### [Written exercise]
Copy each line below in which the string "NEWS" occurs.

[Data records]
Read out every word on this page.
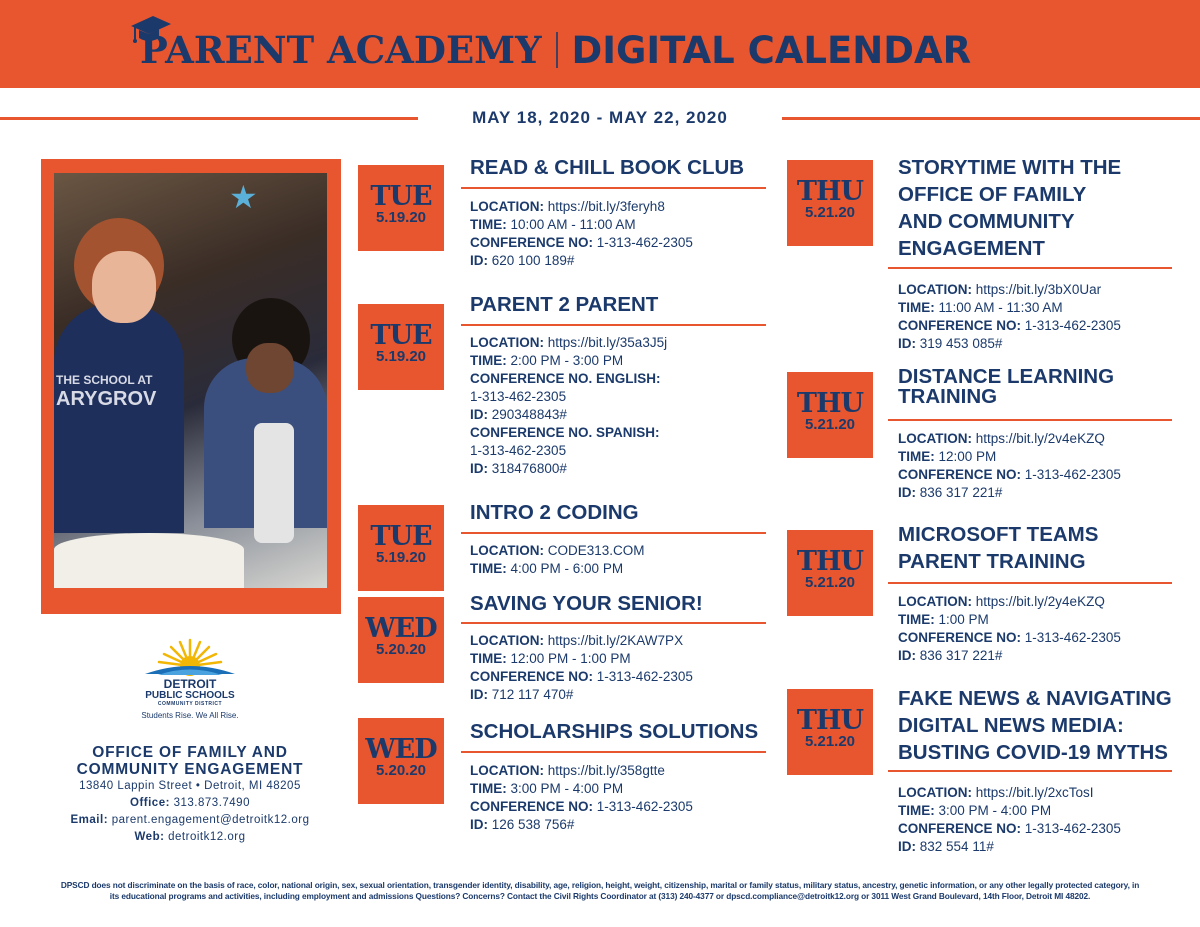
PARENT ACADEMY DIGITAL CALENDAR
MAY 18, 2020 - MAY 22, 2020
★
THE SCHOOL AT
ARYGROV
DETROIT
PUBLIC SCHOOLS
COMMUNITY DISTRICT
Students Rise. We All Rise.
OFFICE OF FAMILY AND
COMMUNITY ENGAGEMENT
13840 Lappin Street • Detroit, MI 48205
Office: 313.873.7490
Email: parent.engagement@detroitk12.org
Web: detroitk12.org
TUE
5.19.20
READ & CHILL BOOK CLUB
LOCATION: https://bit.ly/3feryh8
TIME: 10:00 AM - 11:00 AM
CONFERENCE NO: 1-313-462-2305
ID: 620 100 189#
TUE
5.19.20
PARENT 2 PARENT
LOCATION: https://bit.ly/35a3J5j
TIME: 2:00 PM - 3:00 PM
CONFERENCE NO. ENGLISH:
1-313-462-2305
ID: 290348843#
CONFERENCE NO. SPANISH:
1-313-462-2305
ID: 318476800#
TUE
5.19.20
INTRO 2 CODING
LOCATION: CODE313.COM
TIME: 4:00 PM - 6:00 PM
WED
5.20.20
SAVING YOUR SENIOR!
LOCATION: https://bit.ly/2KAW7PX
TIME: 12:00 PM - 1:00 PM
CONFERENCE NO: 1-313-462-2305
ID: 712 117 470#
WED
5.20.20
SCHOLARSHIPS SOLUTIONS
LOCATION: https://bit.ly/358gtte
TIME: 3:00 PM - 4:00 PM
CONFERENCE NO: 1-313-462-2305
ID: 126 538 756#
THU
5.21.20
STORYTIME WITH THE
OFFICE OF FAMILY
AND COMMUNITY
ENGAGEMENT
LOCATION: https://bit.ly/3bX0Uar
TIME: 11:00 AM - 11:30 AM
CONFERENCE NO: 1-313-462-2305
ID: 319 453 085#
THU
5.21.20
DISTANCE LEARNING
TRAINING
LOCATION: https://bit.ly/2v4eKZQ
TIME: 12:00 PM
CONFERENCE NO: 1-313-462-2305
ID: 836 317 221#
THU
5.21.20
MICROSOFT TEAMS
PARENT TRAINING
LOCATION: https://bit.ly/2y4eKZQ
TIME: 1:00 PM
CONFERENCE NO: 1-313-462-2305
ID: 836 317 221#
THU
5.21.20
FAKE NEWS & NAVIGATING
DIGITAL NEWS MEDIA:
BUSTING COVID-19 MYTHS
LOCATION: https://bit.ly/2xcTosI
TIME: 3:00 PM - 4:00 PM
CONFERENCE NO: 1-313-462-2305
ID: 832 554 11#
DPSCD does not discriminate on the basis of race, color, national origin, sex, sexual orientation, transgender identity, disability, age, religion, height, weight, citizenship, marital or family status, military status, ancestry, genetic information, or any other legally protected category, in
its educational programs and activities, including employment and admissions Questions? Concerns? Contact the Civil Rights Coordinator at (313) 240-4377 or dpscd.compliance@detroitk12.org or 3011 West Grand Boulevard, 14th Floor, Detroit MI 48202.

### [Finished answer]
FAKE NEWS & NAVIGATING
DIGITAL NEWS MEDIA:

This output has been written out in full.